----- Exercise inputs -----

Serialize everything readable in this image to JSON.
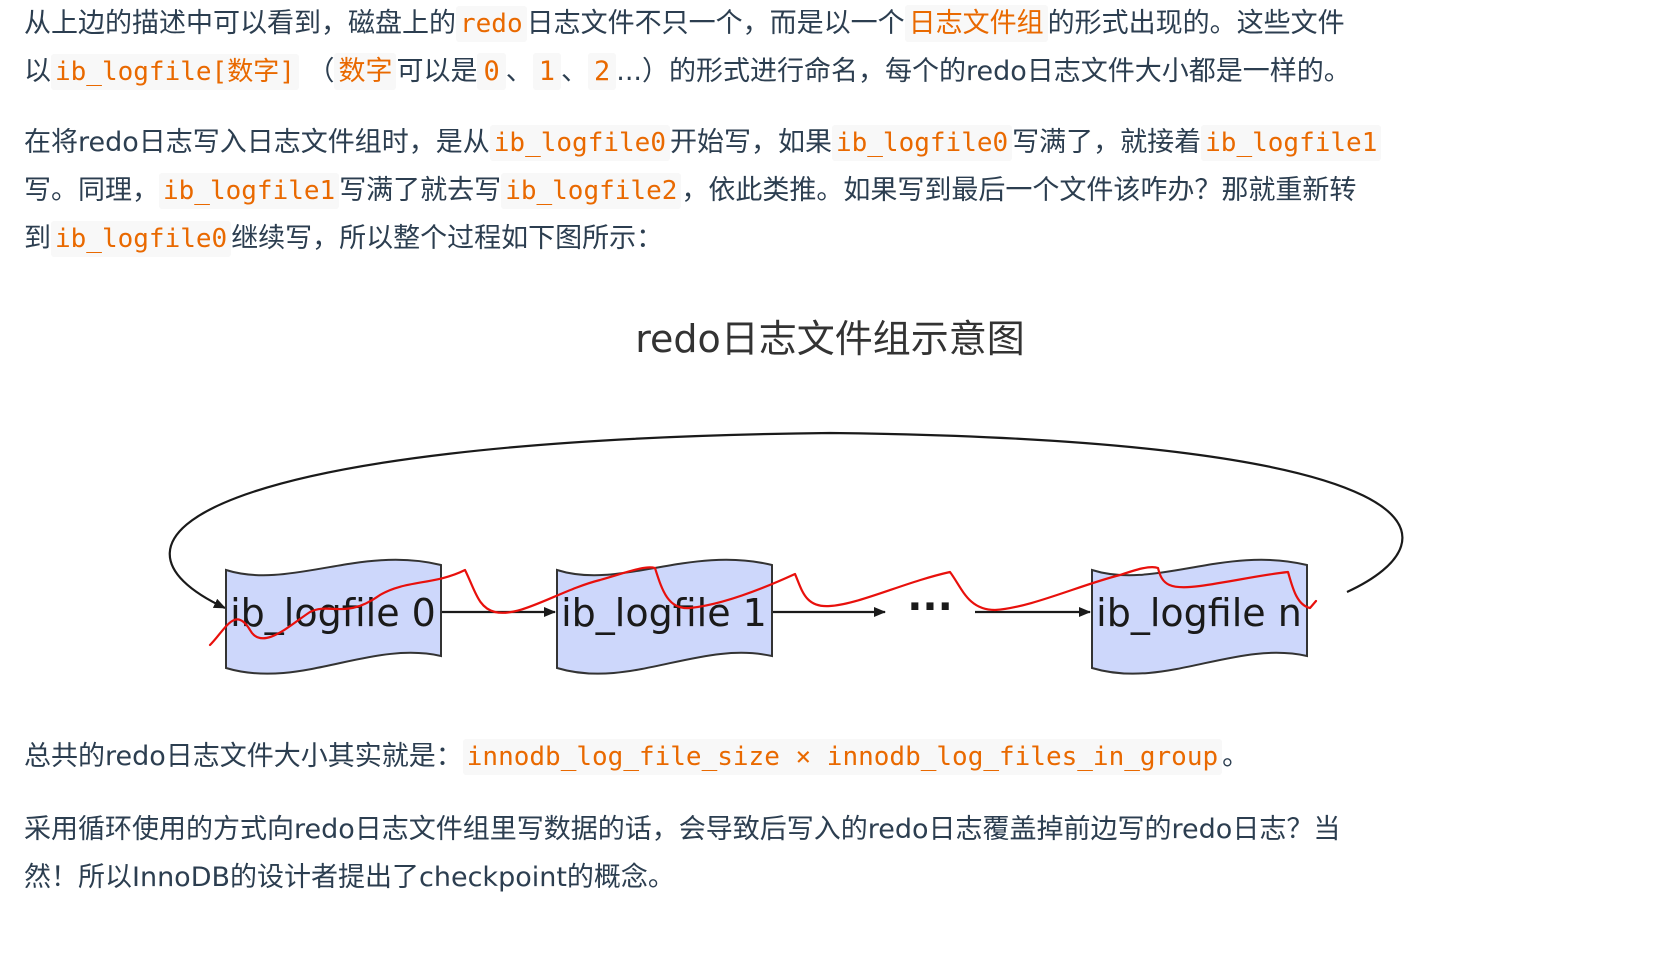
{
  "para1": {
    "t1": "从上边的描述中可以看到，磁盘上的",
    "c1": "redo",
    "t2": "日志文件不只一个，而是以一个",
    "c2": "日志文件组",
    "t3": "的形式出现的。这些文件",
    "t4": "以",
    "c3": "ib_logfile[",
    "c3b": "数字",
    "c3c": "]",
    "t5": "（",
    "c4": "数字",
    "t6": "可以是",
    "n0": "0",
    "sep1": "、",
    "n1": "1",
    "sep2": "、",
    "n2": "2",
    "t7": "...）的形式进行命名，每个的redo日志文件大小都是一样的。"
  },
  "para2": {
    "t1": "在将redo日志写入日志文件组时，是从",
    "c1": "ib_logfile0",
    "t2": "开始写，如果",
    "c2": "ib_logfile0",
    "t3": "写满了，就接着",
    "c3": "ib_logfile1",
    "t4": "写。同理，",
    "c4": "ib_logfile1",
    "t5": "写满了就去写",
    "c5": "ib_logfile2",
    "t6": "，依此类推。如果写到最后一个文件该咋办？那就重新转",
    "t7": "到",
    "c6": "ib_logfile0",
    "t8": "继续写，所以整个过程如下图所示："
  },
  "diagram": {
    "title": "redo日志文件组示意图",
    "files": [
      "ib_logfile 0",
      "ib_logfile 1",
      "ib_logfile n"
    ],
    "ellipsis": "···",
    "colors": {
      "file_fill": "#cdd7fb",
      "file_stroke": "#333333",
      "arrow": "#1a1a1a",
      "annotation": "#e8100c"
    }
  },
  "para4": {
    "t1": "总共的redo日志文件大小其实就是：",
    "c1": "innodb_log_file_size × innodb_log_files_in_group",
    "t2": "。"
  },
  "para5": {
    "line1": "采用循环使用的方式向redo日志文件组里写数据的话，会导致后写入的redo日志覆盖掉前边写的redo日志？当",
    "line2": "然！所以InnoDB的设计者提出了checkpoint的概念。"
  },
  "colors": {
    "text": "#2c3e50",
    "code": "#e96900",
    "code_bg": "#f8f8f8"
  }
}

-----

**Task prompt**: Restate each entry word for word, please, but drop any images it holds.

**Completed task**:
Serialize everything readable in this image to JSON.
{
  "para1": {
    "t1": "从上边的描述中可以看到，磁盘上的",
    "c1": "redo",
    "t2": "日志文件不只一个，而是以一个",
    "c2": "日志文件组",
    "t3": "的形式出现的。这些文件",
    "t4": "以",
    "c3": "ib_logfile[",
    "c3b": "数字",
    "c3c": "]",
    "t5": "（",
    "c4": "数字",
    "t6": "可以是",
    "n0": "0",
    "sep1": "、",
    "n1": "1",
    "sep2": "、",
    "n2": "2",
    "t7": "...）的形式进行命名，每个的redo日志文件大小都是一样的。"
  },
  "para2": {
    "t1": "在将redo日志写入日志文件组时，是从",
    "c1": "ib_logfile0",
    "t2": "开始写，如果",
    "c2": "ib_logfile0",
    "t3": "写满了，就接着",
    "c3": "ib_logfile1",
    "t4": "写。同理，",
    "c4": "ib_logfile1",
    "t5": "写满了就去写",
    "c5": "ib_logfile2",
    "t6": "，依此类推。如果写到最后一个文件该咋办？那就重新转",
    "t7": "到",
    "c6": "ib_logfile0",
    "t8": "继续写，所以整个过程如下图所示："
  },
  "diagram": {
    "title": "redo日志文件组示意图",
    "files": [
      "ib_logfile 0",
      "ib_logfile 1",
      "ib_logfile n"
    ],
    "ellipsis": "···",
    "colors": {
      "file_fill": "#cdd7fb",
      "file_stroke": "#333333",
      "arrow": "#1a1a1a",
      "annotation": "#e8100c"
    }
  },
  "para4": {
    "t1": "总共的redo日志文件大小其实就是：",
    "c1": "innodb_log_file_size × innodb_log_files_in_group",
    "t2": "。"
  },
  "para5": {
    "line1": "采用循环使用的方式向redo日志文件组里写数据的话，会导致后写入的redo日志覆盖掉前边写的redo日志？当",
    "line2": "然！所以InnoDB的设计者提出了checkpoint的概念。"
  },
  "colors": {
    "text": "#2c3e50",
    "code": "#e96900",
    "code_bg": "#f8f8f8"
  }
}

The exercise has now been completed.